**SUPPLIED TEXT:**
_ _ _ _

Processing CML conventions in Java

Egon L. Willighagen
University of Nijmegen, egonw@sci.kun.nl

Abstract

This article describes a Java implementation of import filters for CML that supports the use of conventions. This import filter makes reading of CML files available for all programs written in Java. The use of conventions in CML is explained and the reason for using conventions is pointed out. Two opensource projects, JMol and JChemPaint, use this new CML import filter.

XML and CML

The eXtensible Markup Language is a relatively new international standard that is going to change things on the internet. It was officially recommended by the World Wide Web Consortium (W3C) 1 in february 1998. Some of the important principles in designing XML was that it should support a wide variety of applications, XML documents should be easy process by written programs and XML design should be formal and consise. This design makes XML a convenient language to store information.

CML is an XML language and was developed by P.Murray-Rust and H.S.Rzepa to store chemical information 2. In May 1999 they release the first specification of this versatile markup language. Since then two chemical programs started to support CML: JMol 3 and JChemPaint 4. Jumbo was the first the first program that is able to handle CML documents and also PDB to CML conversion tool available 2a, while a more comprehensive conversion tool is underway.

For both JMol and JChemPaint import and export were written earlier this year, but last month these filters turned out to be inconvenient. The reason these filters were not sufficient was that CML is extremely adaptable, i.e. the document type definition does not contain a convention on element dependencies nor on the meaning of data: "In this article we very deliberately do not attempt to develop or reconcile chemical ontologies."

_ _ _ _

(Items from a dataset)
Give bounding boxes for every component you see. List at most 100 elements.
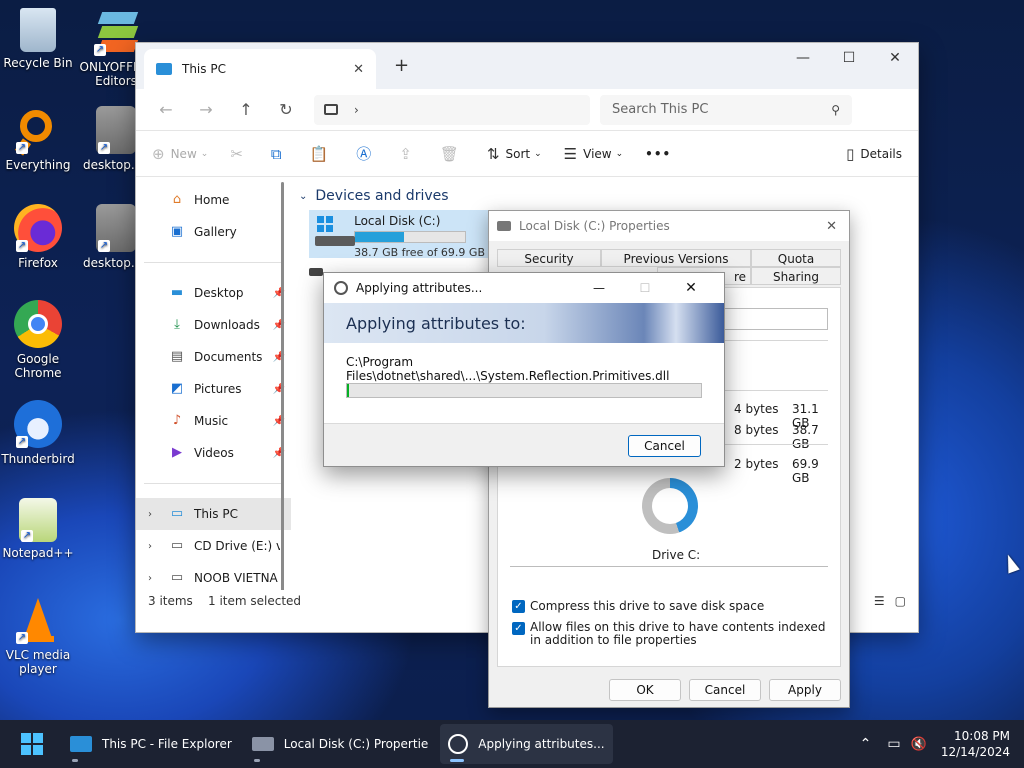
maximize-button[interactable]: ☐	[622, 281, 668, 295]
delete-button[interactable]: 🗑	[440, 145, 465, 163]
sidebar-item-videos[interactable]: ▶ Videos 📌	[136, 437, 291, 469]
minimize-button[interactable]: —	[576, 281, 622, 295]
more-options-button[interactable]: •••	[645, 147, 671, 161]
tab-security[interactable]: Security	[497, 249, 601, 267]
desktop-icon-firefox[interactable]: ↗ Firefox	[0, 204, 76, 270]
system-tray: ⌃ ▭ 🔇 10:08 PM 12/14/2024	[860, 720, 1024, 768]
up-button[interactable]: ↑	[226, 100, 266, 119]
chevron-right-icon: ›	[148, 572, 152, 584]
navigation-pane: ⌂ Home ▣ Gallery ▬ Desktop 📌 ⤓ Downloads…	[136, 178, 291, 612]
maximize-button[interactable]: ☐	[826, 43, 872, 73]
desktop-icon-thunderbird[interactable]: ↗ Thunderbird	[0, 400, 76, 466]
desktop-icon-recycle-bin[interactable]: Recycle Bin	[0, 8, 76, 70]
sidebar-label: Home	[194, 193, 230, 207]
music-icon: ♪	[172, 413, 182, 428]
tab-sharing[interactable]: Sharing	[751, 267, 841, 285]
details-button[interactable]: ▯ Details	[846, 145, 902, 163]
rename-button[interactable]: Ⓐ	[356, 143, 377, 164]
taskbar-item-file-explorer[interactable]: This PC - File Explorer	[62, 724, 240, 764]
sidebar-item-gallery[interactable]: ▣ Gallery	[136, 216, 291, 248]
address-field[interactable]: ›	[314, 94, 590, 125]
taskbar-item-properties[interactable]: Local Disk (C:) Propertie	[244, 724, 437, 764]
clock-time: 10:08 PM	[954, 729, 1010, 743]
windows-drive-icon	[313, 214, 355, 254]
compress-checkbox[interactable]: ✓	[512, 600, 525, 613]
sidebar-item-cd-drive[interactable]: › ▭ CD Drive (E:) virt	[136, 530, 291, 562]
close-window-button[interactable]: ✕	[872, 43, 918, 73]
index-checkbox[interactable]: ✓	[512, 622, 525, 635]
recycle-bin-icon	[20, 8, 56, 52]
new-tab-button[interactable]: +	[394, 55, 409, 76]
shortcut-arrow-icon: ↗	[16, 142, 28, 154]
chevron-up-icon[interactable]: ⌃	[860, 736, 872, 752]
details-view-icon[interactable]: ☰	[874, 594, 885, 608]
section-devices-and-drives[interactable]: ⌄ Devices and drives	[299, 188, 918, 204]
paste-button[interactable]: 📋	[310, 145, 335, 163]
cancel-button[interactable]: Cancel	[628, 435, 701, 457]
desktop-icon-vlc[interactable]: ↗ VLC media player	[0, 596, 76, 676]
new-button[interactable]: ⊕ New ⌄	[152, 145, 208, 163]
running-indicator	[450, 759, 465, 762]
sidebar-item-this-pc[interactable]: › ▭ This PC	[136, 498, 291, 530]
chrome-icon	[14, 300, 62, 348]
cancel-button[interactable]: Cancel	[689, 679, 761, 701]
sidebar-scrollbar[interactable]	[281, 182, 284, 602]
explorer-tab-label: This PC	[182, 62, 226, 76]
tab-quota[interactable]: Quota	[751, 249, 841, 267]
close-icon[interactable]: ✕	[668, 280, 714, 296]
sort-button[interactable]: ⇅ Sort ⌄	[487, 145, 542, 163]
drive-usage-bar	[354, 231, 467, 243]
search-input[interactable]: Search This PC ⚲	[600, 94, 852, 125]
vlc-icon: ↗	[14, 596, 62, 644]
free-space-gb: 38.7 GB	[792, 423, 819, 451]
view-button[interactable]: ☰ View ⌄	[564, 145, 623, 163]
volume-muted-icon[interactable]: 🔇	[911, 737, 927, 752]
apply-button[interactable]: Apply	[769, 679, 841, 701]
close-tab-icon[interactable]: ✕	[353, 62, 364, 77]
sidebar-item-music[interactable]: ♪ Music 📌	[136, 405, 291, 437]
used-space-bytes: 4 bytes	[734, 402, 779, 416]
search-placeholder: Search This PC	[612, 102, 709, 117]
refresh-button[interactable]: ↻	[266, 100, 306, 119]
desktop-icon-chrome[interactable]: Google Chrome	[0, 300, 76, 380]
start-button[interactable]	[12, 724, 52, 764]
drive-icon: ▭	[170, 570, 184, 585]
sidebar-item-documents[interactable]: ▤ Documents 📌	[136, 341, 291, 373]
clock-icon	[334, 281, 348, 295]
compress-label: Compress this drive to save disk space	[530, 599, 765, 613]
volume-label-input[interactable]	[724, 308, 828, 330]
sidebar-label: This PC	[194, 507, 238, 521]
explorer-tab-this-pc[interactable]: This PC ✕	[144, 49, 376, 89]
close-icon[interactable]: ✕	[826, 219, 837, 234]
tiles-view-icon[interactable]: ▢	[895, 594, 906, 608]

_ _ _ _

**PARTS OF THE EXERCISE:**
1. Reproduce the article on processing CML conventions in Java word for word, from start to finish.
2. Format part of the listing as a numbered list, leaving out blank lines. Begin at the line containing "281, 668, 295]" and stop after the line containing "572, 152, 584]".

**EXPECTED OUTPUTS:**
1.
Processing CML conventions in Java

Egon L. Willighagen
University of Nijmegen, egonw@sci.kun.nl

Abstract

This article describes a Java implementation of import filters for CML that supports the use of conventions. This import filter makes reading of CML files available for all programs written in Java. The use of conventions in CML is explained and the reason for using conventions is pointed out. Two opensource projects, JMol and JChemPaint, use this new CML import filter.

XML and CML

The eXtensible Markup Language is a relatively new international standard that is going to change things on the internet. It was officially recommended by the World Wide Web Consortium (W3C) 1 in february 1998. Some of the important principles in designing XML was that it should support a wide variety of applications, XML documents should be easy process by written programs and XML design should be formal and consise. This design makes XML a convenient language to store information.

CML is an XML language and was developed by P.Murray-Rust and H.S.Rzepa to store chemical information 2. In May 1999 they release the first specification of this versatile markup language. Since then two chemical programs started to support CML: JMol 3 and JChemPaint 4. Jumbo was the first the first program that is able to handle CML documents and also PDB to CML conversion tool available 2a, while a more comprehensive conversion tool is underway.

For both JMol and JChemPaint import and export were written earlier this year, but last month these filters turned out to be inconvenient. The reason these filters were not sufficient was that CML is extremely adaptable, i.e. the document type definition does not contain a convention on element dependencies nor on the meaning of data: "In this article we very deliberately do not attempt to develop or reconcile chemical ontologies."

2.
1. maximize-button[interactable]: ☐	[622, 281, 668, 295]
2. delete-button[interactable]: 🗑	[440, 145, 465, 163]
3. sidebar-item-videos[interactable]: ▶ Videos 📌	[136, 437, 291, 469]
4. minimize-button[interactable]: —	[576, 281, 622, 295]
5. more-options-button[interactable]: •••	[645, 147, 671, 161]
6. tab-security[interactable]: Security	[497, 249, 601, 267]
7. desktop-icon-firefox[interactable]: ↗ Firefox	[0, 204, 76, 270]
8. system-tray: ⌃ ▭ 🔇 10:08 PM 12/14/2024	[860, 720, 1024, 768]
9. up-button[interactable]: ↑	[226, 100, 266, 119]
10. chevron-right-icon: ›	[148, 572, 152, 584]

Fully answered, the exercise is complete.